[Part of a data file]

┄┄┄┄┄┄

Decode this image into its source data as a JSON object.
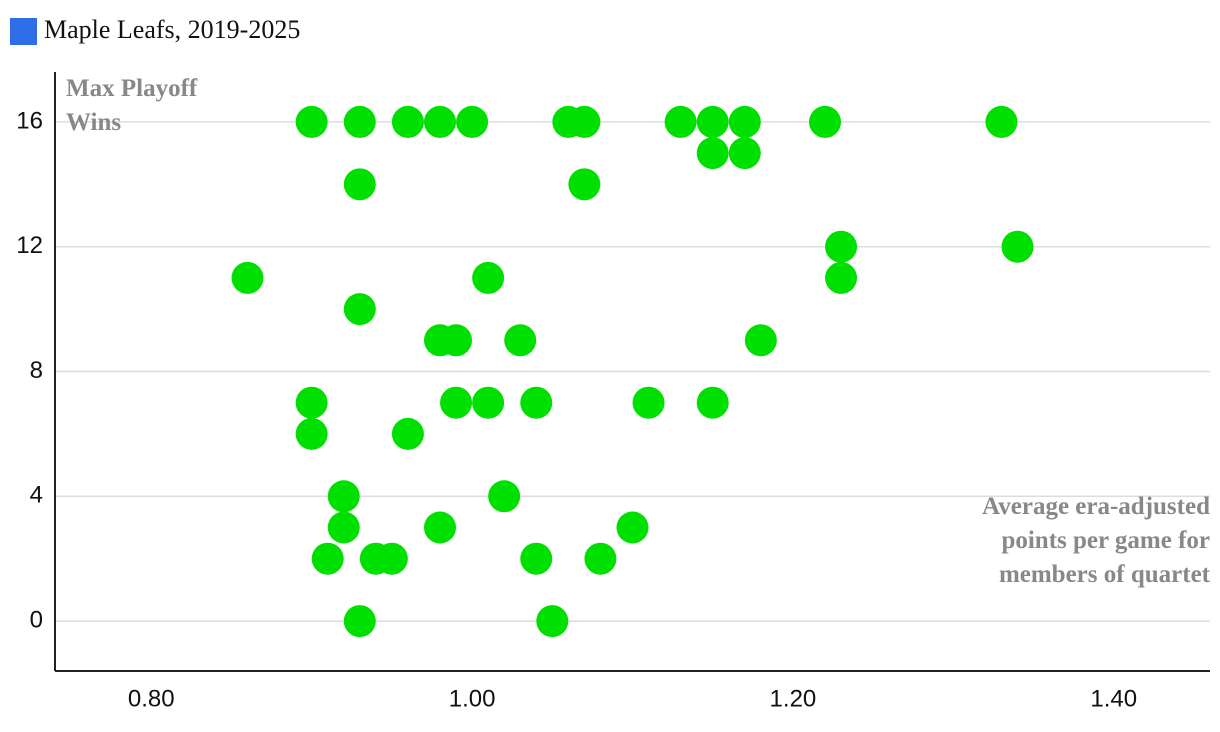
{
  "chart_data": {
    "type": "scatter",
    "title": "Maple Leafs, 2019-2025",
    "y_label": "Max Playoff Wins",
    "x_label": "Average era-adjusted points per game for members of quartet",
    "legend_marker_color": "#2f6ee6",
    "series": [
      {
        "name": "Maple Leafs, 2019-2025",
        "color": "#00e000",
        "x": [
          0.9,
          0.93,
          0.96,
          0.98,
          1.0,
          1.06,
          1.07,
          1.13,
          1.15,
          1.17,
          1.22,
          1.33,
          1.15,
          1.17,
          0.93,
          1.07,
          1.23,
          1.34,
          0.86,
          1.01,
          1.23,
          0.93,
          0.98,
          0.99,
          1.03,
          1.18,
          0.9,
          0.99,
          1.01,
          1.04,
          1.11,
          1.15,
          0.9,
          0.96,
          0.92,
          1.02,
          0.92,
          0.98,
          1.1,
          0.91,
          0.94,
          0.95,
          1.04,
          1.08,
          0.93,
          1.05
        ],
        "values": [
          16,
          16,
          16,
          16,
          16,
          16,
          16,
          16,
          16,
          16,
          16,
          16,
          15,
          15,
          14,
          14,
          12,
          12,
          11,
          11,
          11,
          10,
          9,
          9,
          9,
          9,
          7,
          7,
          7,
          7,
          7,
          7,
          6,
          6,
          4,
          4,
          3,
          3,
          3,
          2,
          2,
          2,
          2,
          2,
          0,
          0
        ]
      }
    ],
    "xlim": [
      0.74,
      1.46
    ],
    "xticks": [
      {
        "value": 0.8,
        "label": "0.80"
      },
      {
        "value": 1.0,
        "label": "1.00"
      },
      {
        "value": 1.2,
        "label": "1.20"
      },
      {
        "value": 1.4,
        "label": "1.40"
      }
    ],
    "ylim": [
      -1.6,
      17.6
    ],
    "yticks": [
      0,
      4,
      8,
      12,
      16
    ],
    "grid": true
  }
}
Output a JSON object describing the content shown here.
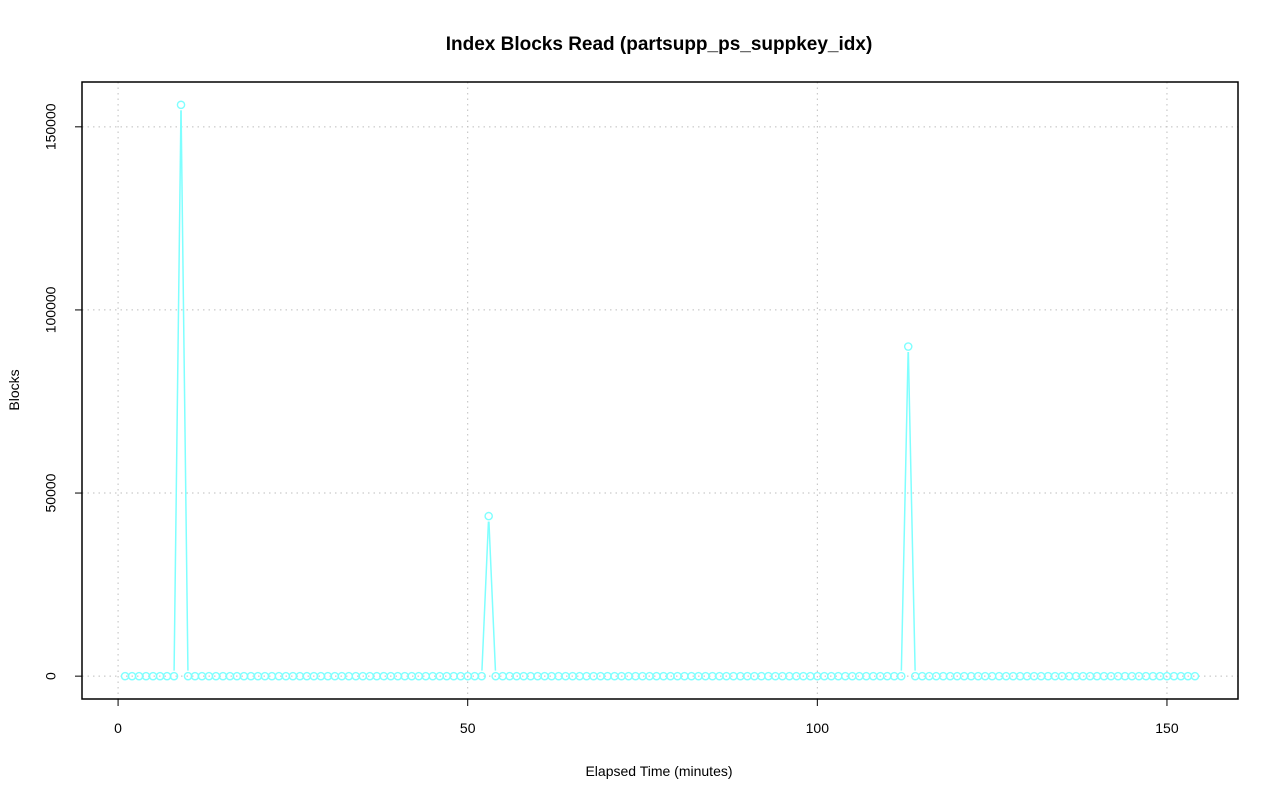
{
  "chart_data": {
    "type": "line",
    "title": "Index Blocks Read (partsupp_ps_suppkey_idx)",
    "xlabel": "Elapsed Time (minutes)",
    "ylabel": "Blocks",
    "xlim": [
      -5.16,
      160.16
    ],
    "ylim": [
      -6240,
      162240
    ],
    "x_ticks": [
      0,
      50,
      100,
      150
    ],
    "y_ticks": [
      0,
      50000,
      100000,
      150000
    ],
    "x_tick_labels": [
      "0",
      "50",
      "100",
      "150"
    ],
    "y_tick_labels": [
      "0",
      "50000",
      "100000",
      "150000"
    ],
    "grid": true,
    "series_color": "#7FFFFF",
    "x_start": 1,
    "x_end": 154,
    "baseline_value": 0,
    "peaks": [
      {
        "x": 9,
        "y": 156000
      },
      {
        "x": 53,
        "y": 43700
      },
      {
        "x": 113,
        "y": 90000
      }
    ]
  }
}
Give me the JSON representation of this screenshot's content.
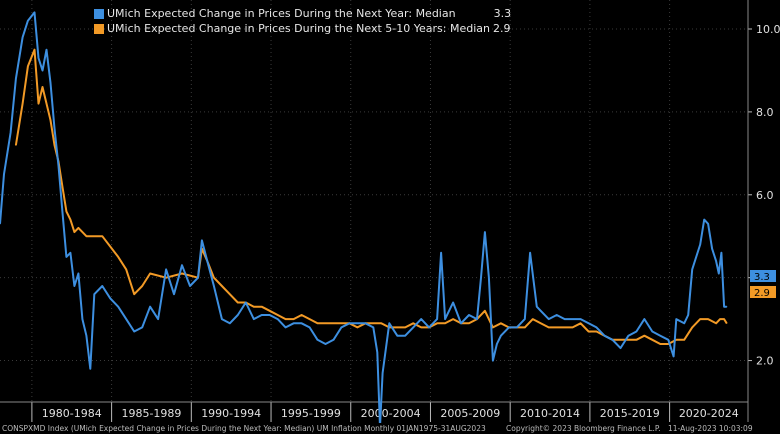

┄┄┄┄┄┄

* **WHAT IS ASKED**: Apart from the pictures, the entries above are to be repeated in full and exactly.

* **SOLUTION TO THIS TASK**:
Decode this image into its source data as a JSON object.
{
  "chart_data": {
    "type": "scatter",
    "title": "Maple Leafs, 2019-2025",
    "y_label": "Max Playoff Wins",
    "x_label": "Average era-adjusted points per game for members of quartet",
    "legend_marker_color": "#2f6ee6",
    "series": [
      {
        "name": "Maple Leafs, 2019-2025",
        "color": "#00e000",
        "x": [
          0.9,
          0.93,
          0.96,
          0.98,
          1.0,
          1.06,
          1.07,
          1.13,
          1.15,
          1.17,
          1.22,
          1.33,
          1.15,
          1.17,
          0.93,
          1.07,
          1.23,
          1.34,
          0.86,
          1.01,
          1.23,
          0.93,
          0.98,
          0.99,
          1.03,
          1.18,
          0.9,
          0.99,
          1.01,
          1.04,
          1.11,
          1.15,
          0.9,
          0.96,
          0.92,
          1.02,
          0.92,
          0.98,
          1.1,
          0.91,
          0.94,
          0.95,
          1.04,
          1.08,
          0.93,
          1.05
        ],
        "values": [
          16,
          16,
          16,
          16,
          16,
          16,
          16,
          16,
          16,
          16,
          16,
          16,
          15,
          15,
          14,
          14,
          12,
          12,
          11,
          11,
          11,
          10,
          9,
          9,
          9,
          9,
          7,
          7,
          7,
          7,
          7,
          7,
          6,
          6,
          4,
          4,
          3,
          3,
          3,
          2,
          2,
          2,
          2,
          2,
          0,
          0
        ]
      }
    ],
    "xlim": [
      0.74,
      1.46
    ],
    "xticks": [
      {
        "value": 0.8,
        "label": "0.80"
      },
      {
        "value": 1.0,
        "label": "1.00"
      },
      {
        "value": 1.2,
        "label": "1.20"
      },
      {
        "value": 1.4,
        "label": "1.40"
      }
    ],
    "ylim": [
      -1.6,
      17.6
    ],
    "yticks": [
      0,
      4,
      8,
      12,
      16
    ],
    "grid": true
  }
}
Output a JSON object describing the content shown here.
{
  "chart_data": {
    "type": "line",
    "title": "Index Blocks Read (partsupp_ps_suppkey_idx)",
    "xlabel": "Elapsed Time (minutes)",
    "ylabel": "Blocks",
    "xlim": [
      -5.16,
      160.16
    ],
    "ylim": [
      -6240,
      162240
    ],
    "x_ticks": [
      0,
      50,
      100,
      150
    ],
    "y_ticks": [
      0,
      50000,
      100000,
      150000
    ],
    "x_tick_labels": [
      "0",
      "50",
      "100",
      "150"
    ],
    "y_tick_labels": [
      "0",
      "50000",
      "100000",
      "150000"
    ],
    "grid": true,
    "series_color": "#7FFFFF",
    "x_start": 1,
    "x_end": 154,
    "baseline_value": 0,
    "peaks": [
      {
        "x": 9,
        "y": 156000
      },
      {
        "x": 53,
        "y": 43700
      },
      {
        "x": 113,
        "y": 90000
      }
    ]
  }
}
Give me the JSON representation of this screenshot's content.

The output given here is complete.